» **What is required**
Pick out the lines below with "República" and list them.
_____
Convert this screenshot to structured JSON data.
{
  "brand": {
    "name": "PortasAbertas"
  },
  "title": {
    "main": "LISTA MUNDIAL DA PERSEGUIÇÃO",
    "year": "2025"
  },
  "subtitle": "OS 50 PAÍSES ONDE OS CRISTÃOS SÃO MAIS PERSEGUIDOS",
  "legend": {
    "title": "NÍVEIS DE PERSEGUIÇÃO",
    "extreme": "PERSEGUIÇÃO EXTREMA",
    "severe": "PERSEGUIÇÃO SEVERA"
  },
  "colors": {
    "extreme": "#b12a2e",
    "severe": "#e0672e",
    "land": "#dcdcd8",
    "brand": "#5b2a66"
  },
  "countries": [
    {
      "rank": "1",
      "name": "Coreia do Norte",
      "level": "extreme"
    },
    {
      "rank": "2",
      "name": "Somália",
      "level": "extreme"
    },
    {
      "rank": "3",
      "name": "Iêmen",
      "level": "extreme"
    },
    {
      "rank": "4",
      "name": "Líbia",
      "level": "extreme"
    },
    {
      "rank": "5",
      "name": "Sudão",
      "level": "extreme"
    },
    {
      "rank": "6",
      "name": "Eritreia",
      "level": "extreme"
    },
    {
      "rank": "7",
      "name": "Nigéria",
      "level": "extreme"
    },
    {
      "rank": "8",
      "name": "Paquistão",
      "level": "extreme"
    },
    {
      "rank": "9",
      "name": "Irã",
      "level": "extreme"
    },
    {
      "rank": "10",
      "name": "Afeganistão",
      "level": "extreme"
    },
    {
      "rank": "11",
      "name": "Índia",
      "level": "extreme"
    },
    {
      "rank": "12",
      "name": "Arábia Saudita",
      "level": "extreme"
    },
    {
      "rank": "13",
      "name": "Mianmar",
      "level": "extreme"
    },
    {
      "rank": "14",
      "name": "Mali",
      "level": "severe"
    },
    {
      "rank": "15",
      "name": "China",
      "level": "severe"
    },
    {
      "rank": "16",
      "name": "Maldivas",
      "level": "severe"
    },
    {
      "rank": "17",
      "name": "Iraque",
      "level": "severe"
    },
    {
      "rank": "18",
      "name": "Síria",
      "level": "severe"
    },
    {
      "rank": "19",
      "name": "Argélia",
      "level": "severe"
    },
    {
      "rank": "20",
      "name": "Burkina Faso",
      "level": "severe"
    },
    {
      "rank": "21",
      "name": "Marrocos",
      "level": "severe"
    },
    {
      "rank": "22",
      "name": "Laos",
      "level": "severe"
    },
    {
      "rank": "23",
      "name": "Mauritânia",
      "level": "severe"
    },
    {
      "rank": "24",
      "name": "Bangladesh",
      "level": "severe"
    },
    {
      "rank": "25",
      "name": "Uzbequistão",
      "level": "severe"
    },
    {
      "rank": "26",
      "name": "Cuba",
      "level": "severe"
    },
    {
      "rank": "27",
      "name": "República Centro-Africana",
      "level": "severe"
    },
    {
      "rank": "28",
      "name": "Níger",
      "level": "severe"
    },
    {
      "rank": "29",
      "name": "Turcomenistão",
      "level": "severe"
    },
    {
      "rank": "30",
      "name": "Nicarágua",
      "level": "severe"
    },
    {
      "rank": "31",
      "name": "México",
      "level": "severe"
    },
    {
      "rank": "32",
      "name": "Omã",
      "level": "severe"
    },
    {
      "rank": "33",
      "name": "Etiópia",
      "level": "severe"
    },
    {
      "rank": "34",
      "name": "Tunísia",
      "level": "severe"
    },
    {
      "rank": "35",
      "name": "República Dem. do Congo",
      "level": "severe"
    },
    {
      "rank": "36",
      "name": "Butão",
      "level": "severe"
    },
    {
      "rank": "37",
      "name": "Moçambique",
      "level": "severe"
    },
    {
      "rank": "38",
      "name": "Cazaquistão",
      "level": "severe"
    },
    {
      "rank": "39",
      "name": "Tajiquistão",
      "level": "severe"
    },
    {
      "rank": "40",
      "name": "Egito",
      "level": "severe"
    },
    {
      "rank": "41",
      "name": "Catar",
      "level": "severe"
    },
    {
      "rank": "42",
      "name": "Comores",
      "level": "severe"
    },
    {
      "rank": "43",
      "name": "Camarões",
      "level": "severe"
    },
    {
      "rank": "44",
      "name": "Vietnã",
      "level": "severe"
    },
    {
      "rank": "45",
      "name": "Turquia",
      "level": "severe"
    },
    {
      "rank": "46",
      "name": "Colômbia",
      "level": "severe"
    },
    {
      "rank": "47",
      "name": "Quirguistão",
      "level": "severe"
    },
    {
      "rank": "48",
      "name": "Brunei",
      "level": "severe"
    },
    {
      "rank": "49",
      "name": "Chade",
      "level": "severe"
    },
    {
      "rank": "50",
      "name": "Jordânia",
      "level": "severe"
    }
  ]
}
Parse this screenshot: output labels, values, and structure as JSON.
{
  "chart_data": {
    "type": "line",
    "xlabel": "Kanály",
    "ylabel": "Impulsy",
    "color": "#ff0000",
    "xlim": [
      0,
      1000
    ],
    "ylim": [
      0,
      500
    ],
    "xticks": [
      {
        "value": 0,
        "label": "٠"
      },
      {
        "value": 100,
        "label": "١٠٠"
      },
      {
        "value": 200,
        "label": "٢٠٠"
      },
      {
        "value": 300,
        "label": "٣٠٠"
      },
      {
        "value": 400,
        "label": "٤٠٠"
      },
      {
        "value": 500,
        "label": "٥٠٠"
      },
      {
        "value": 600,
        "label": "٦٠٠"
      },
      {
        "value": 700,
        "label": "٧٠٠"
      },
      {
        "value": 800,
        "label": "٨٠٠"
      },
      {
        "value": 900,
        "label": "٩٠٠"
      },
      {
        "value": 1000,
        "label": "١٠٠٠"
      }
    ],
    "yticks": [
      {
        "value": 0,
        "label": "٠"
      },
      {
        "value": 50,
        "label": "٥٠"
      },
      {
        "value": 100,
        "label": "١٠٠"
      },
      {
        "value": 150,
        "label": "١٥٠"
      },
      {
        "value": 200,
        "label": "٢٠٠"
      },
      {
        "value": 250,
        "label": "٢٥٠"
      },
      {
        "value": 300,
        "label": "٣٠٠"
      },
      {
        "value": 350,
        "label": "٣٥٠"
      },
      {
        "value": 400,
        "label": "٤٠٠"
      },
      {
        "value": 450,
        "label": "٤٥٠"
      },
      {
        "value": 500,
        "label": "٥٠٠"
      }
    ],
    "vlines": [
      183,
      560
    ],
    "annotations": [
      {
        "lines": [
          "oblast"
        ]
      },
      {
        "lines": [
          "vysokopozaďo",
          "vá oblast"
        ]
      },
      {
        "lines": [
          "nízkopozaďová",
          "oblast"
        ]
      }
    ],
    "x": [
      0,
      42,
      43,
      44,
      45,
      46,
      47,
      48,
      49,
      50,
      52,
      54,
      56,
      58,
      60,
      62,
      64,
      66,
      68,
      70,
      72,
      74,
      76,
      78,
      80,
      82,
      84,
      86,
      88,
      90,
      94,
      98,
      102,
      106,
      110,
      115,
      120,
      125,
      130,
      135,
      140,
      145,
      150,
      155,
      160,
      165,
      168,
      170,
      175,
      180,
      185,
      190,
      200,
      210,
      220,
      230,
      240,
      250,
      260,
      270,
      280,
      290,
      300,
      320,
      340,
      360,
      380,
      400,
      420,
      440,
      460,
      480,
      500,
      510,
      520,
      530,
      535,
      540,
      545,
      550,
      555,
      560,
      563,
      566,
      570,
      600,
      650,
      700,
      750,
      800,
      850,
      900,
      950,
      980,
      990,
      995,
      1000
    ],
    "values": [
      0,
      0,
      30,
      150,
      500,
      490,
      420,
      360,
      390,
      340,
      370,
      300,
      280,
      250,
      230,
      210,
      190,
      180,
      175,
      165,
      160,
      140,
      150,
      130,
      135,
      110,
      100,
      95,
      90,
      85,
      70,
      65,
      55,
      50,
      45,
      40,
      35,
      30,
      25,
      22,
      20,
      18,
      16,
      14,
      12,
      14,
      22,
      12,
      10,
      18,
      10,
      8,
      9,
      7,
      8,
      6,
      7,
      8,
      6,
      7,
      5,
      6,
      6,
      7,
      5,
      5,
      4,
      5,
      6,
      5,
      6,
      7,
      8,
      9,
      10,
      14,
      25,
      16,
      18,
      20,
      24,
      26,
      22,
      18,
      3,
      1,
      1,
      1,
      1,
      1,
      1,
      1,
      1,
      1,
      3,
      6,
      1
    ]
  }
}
_____
» **Expected output**
      "name": "República Centro-Africana",
      "name": "República Dem. do Congo",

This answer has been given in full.